# Start of RECORDS TO PROCESS

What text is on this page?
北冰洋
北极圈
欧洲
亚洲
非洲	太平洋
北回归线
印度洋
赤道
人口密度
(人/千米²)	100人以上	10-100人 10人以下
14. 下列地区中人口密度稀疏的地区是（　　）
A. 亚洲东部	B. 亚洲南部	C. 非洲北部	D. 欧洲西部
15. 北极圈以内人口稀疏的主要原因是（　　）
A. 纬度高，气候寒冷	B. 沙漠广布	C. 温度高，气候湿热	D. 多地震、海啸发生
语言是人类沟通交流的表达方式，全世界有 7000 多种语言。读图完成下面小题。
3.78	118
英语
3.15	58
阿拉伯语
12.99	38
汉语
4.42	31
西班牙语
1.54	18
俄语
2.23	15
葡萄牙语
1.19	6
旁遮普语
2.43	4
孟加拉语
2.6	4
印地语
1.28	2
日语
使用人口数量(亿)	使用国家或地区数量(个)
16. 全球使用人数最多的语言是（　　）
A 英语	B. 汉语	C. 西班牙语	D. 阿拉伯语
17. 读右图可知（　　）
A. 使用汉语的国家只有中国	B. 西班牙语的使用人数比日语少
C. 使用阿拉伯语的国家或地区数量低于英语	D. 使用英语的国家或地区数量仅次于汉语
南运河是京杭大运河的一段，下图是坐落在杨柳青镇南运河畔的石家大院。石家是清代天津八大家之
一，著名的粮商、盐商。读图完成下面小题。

# End of RECORDS TO PROCESS

Retype the material in full, character for character.

ANSWER BELOW =
What text is on this page?
北冰洋
北极圈
欧洲
亚洲
非洲	太平洋
北回归线
印度洋
赤道
人口密度
(人/千米²)	100人以上	10-100人 10人以下
14. 下列地区中人口密度稀疏的地区是（　　）
A. 亚洲东部	B. 亚洲南部	C. 非洲北部	D. 欧洲西部
15. 北极圈以内人口稀疏的主要原因是（　　）
A. 纬度高，气候寒冷	B. 沙漠广布	C. 温度高，气候湿热	D. 多地震、海啸发生
语言是人类沟通交流的表达方式，全世界有 7000 多种语言。读图完成下面小题。
3.78	118
英语
3.15	58
阿拉伯语
12.99	38
汉语
4.42	31
西班牙语
1.54	18
俄语
2.23	15
葡萄牙语
1.19	6
旁遮普语
2.43	4
孟加拉语
2.6	4
印地语
1.28	2
日语
使用人口数量(亿)	使用国家或地区数量(个)
16. 全球使用人数最多的语言是（　　）
A 英语	B. 汉语	C. 西班牙语	D. 阿拉伯语
17. 读右图可知（　　）
A. 使用汉语的国家只有中国	B. 西班牙语的使用人数比日语少
C. 使用阿拉伯语的国家或地区数量低于英语	D. 使用英语的国家或地区数量仅次于汉语
南运河是京杭大运河的一段，下图是坐落在杨柳青镇南运河畔的石家大院。石家是清代天津八大家之
一，著名的粮商、盐商。读图完成下面小题。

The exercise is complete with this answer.